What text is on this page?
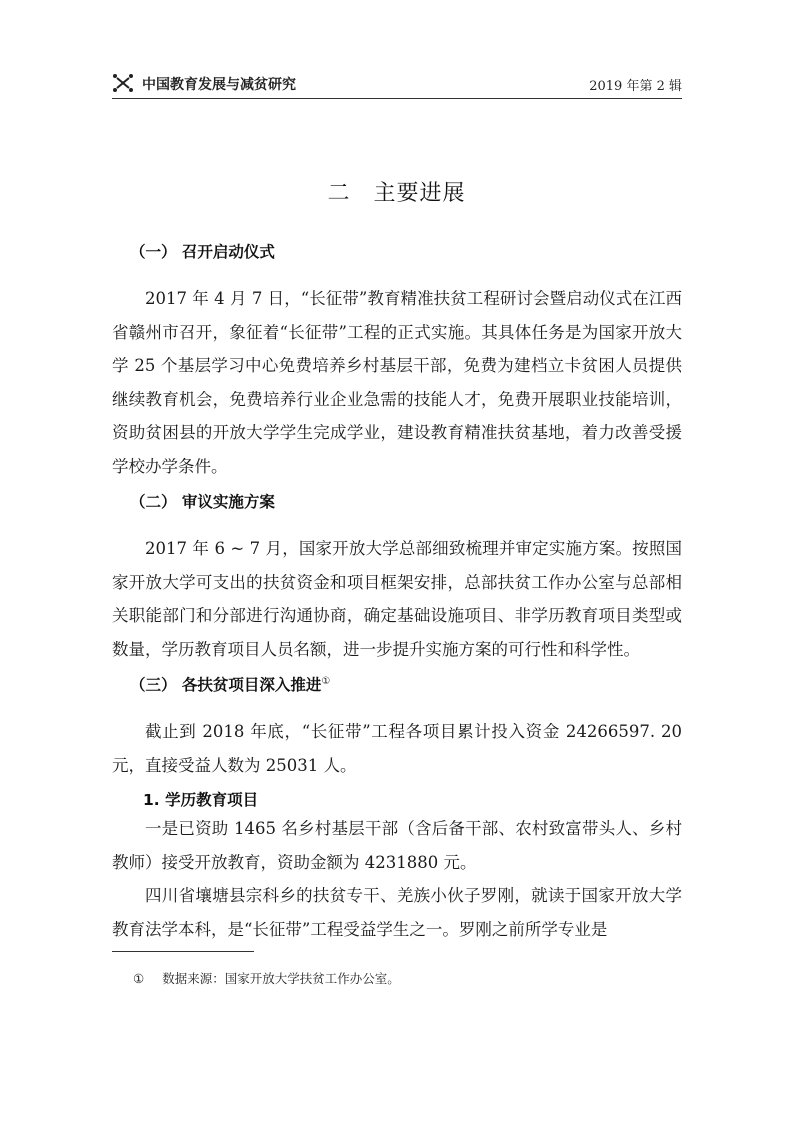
中国教育发展与减贫研究	2019 年第 2 辑
二　主要进展
（一） 召开启动仪式

2017 年 4 月 7 日，“长征带”教育精准扶贫工程研讨会暨启动仪式在江西省赣州市召开，象征着“长征带”工程的正式实施。其具体任务是为国家开放大学 25 个基层学习中心免费培养乡村基层干部，免费为建档立卡贫困人员提供继续教育机会，免费培养行业企业急需的技能人才，免费开展职业技能培训，资助贫困县的开放大学学生完成学业，建设教育精准扶贫基地，着力改善受援学校办学条件。

（二） 审议实施方案

2017 年 6 ~ 7 月，国家开放大学总部细致梳理并审定实施方案。按照国家开放大学可支出的扶贫资金和项目框架安排，总部扶贫工作办公室与总部相关职能部门和分部进行沟通协商，确定基础设施项目、非学历教育项目类型或数量，学历教育项目人员名额，进一步提升实施方案的可行性和科学性。

（三） 各扶贫项目深入推进①

截止到 2018 年底，“长征带”工程各项目累计投入资金 24266597. 20 元，直接受益人数为 25031 人。

1. 学历教育项目

一是已资助 1465 名乡村基层干部（含后备干部、农村致富带头人、乡村教师）接受开放教育，资助金额为 4231880 元。

四川省壤塘县宗科乡的扶贫专干、羌族小伙子罗刚，就读于国家开放大学教育法学本科，是“长征带”工程受益学生之一。罗刚之前所学专业是

① 数据来源：国家开放大学扶贫工作办公室。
- - - -
Retype each entry precisely. Skip images entirely.

> _Complete response_:
What text is on this page?
中国教育发展与减贫研究	2019 年第 2 辑
二　主要进展
（一） 召开启动仪式

2017 年 4 月 7 日，“长征带”教育精准扶贫工程研讨会暨启动仪式在江西省赣州市召开，象征着“长征带”工程的正式实施。其具体任务是为国家开放大学 25 个基层学习中心免费培养乡村基层干部，免费为建档立卡贫困人员提供继续教育机会，免费培养行业企业急需的技能人才，免费开展职业技能培训，资助贫困县的开放大学学生完成学业，建设教育精准扶贫基地，着力改善受援学校办学条件。

（二） 审议实施方案

2017 年 6 ~ 7 月，国家开放大学总部细致梳理并审定实施方案。按照国家开放大学可支出的扶贫资金和项目框架安排，总部扶贫工作办公室与总部相关职能部门和分部进行沟通协商，确定基础设施项目、非学历教育项目类型或数量，学历教育项目人员名额，进一步提升实施方案的可行性和科学性。

（三） 各扶贫项目深入推进①

截止到 2018 年底，“长征带”工程各项目累计投入资金 24266597. 20 元，直接受益人数为 25031 人。

1. 学历教育项目

一是已资助 1465 名乡村基层干部（含后备干部、农村致富带头人、乡村教师）接受开放教育，资助金额为 4231880 元。

四川省壤塘县宗科乡的扶贫专干、羌族小伙子罗刚，就读于国家开放大学教育法学本科，是“长征带”工程受益学生之一。罗刚之前所学专业是

① 数据来源：国家开放大学扶贫工作办公室。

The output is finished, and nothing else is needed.